Extracts from a graphics dataset:
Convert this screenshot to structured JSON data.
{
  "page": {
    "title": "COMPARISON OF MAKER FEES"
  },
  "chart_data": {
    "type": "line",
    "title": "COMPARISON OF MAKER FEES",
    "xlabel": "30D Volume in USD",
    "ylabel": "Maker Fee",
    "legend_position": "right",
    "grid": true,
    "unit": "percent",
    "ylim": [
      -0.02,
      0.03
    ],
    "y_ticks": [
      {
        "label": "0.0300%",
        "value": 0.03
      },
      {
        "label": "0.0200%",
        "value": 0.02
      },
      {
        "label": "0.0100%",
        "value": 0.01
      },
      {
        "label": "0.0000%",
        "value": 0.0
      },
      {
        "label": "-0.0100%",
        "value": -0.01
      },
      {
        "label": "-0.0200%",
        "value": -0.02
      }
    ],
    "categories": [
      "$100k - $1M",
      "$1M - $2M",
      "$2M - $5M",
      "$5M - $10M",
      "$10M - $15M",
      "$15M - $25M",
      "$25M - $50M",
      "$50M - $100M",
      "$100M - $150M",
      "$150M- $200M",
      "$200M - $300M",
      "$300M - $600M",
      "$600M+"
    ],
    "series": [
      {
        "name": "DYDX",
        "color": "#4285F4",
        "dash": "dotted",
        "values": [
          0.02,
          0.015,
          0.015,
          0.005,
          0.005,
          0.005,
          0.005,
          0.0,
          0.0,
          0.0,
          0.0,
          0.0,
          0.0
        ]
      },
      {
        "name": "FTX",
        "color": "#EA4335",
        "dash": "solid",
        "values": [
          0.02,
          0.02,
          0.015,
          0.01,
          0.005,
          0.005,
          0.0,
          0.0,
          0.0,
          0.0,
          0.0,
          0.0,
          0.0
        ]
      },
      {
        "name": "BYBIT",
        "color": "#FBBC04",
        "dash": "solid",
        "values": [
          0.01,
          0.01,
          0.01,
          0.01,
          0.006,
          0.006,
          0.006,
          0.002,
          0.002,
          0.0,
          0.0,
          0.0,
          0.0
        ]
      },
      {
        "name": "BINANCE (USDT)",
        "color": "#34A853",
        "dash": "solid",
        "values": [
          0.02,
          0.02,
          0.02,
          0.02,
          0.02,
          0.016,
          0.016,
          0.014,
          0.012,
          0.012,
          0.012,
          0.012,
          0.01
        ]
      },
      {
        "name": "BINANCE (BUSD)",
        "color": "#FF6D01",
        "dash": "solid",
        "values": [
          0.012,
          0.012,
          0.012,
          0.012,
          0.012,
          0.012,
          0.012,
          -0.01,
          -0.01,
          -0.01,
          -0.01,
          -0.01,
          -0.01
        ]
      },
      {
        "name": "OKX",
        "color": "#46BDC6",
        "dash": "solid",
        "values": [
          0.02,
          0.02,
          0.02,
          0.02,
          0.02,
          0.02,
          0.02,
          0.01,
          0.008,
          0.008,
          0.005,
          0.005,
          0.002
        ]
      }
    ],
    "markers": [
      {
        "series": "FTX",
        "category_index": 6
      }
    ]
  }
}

> **Written request**: Write out the whole listing exactly.

> **Solution to this exercise**:
Convert this screenshot to structured JSON data.
{
  "page": {
    "title": "COMPARISON OF MAKER FEES"
  },
  "chart_data": {
    "type": "line",
    "title": "COMPARISON OF MAKER FEES",
    "xlabel": "30D Volume in USD",
    "ylabel": "Maker Fee",
    "legend_position": "right",
    "grid": true,
    "unit": "percent",
    "ylim": [
      -0.02,
      0.03
    ],
    "y_ticks": [
      {
        "label": "0.0300%",
        "value": 0.03
      },
      {
        "label": "0.0200%",
        "value": 0.02
      },
      {
        "label": "0.0100%",
        "value": 0.01
      },
      {
        "label": "0.0000%",
        "value": 0.0
      },
      {
        "label": "-0.0100%",
        "value": -0.01
      },
      {
        "label": "-0.0200%",
        "value": -0.02
      }
    ],
    "categories": [
      "$100k - $1M",
      "$1M - $2M",
      "$2M - $5M",
      "$5M - $10M",
      "$10M - $15M",
      "$15M - $25M",
      "$25M - $50M",
      "$50M - $100M",
      "$100M - $150M",
      "$150M- $200M",
      "$200M - $300M",
      "$300M - $600M",
      "$600M+"
    ],
    "series": [
      {
        "name": "DYDX",
        "color": "#4285F4",
        "dash": "dotted",
        "values": [
          0.02,
          0.015,
          0.015,
          0.005,
          0.005,
          0.005,
          0.005,
          0.0,
          0.0,
          0.0,
          0.0,
          0.0,
          0.0
        ]
      },
      {
        "name": "FTX",
        "color": "#EA4335",
        "dash": "solid",
        "values": [
          0.02,
          0.02,
          0.015,
          0.01,
          0.005,
          0.005,
          0.0,
          0.0,
          0.0,
          0.0,
          0.0,
          0.0,
          0.0
        ]
      },
      {
        "name": "BYBIT",
        "color": "#FBBC04",
        "dash": "solid",
        "values": [
          0.01,
          0.01,
          0.01,
          0.01,
          0.006,
          0.006,
          0.006,
          0.002,
          0.002,
          0.0,
          0.0,
          0.0,
          0.0
        ]
      },
      {
        "name": "BINANCE (USDT)",
        "color": "#34A853",
        "dash": "solid",
        "values": [
          0.02,
          0.02,
          0.02,
          0.02,
          0.02,
          0.016,
          0.016,
          0.014,
          0.012,
          0.012,
          0.012,
          0.012,
          0.01
        ]
      },
      {
        "name": "BINANCE (BUSD)",
        "color": "#FF6D01",
        "dash": "solid",
        "values": [
          0.012,
          0.012,
          0.012,
          0.012,
          0.012,
          0.012,
          0.012,
          -0.01,
          -0.01,
          -0.01,
          -0.01,
          -0.01,
          -0.01
        ]
      },
      {
        "name": "OKX",
        "color": "#46BDC6",
        "dash": "solid",
        "values": [
          0.02,
          0.02,
          0.02,
          0.02,
          0.02,
          0.02,
          0.02,
          0.01,
          0.008,
          0.008,
          0.005,
          0.005,
          0.002
        ]
      }
    ],
    "markers": [
      {
        "series": "FTX",
        "category_index": 6
      }
    ]
  }
}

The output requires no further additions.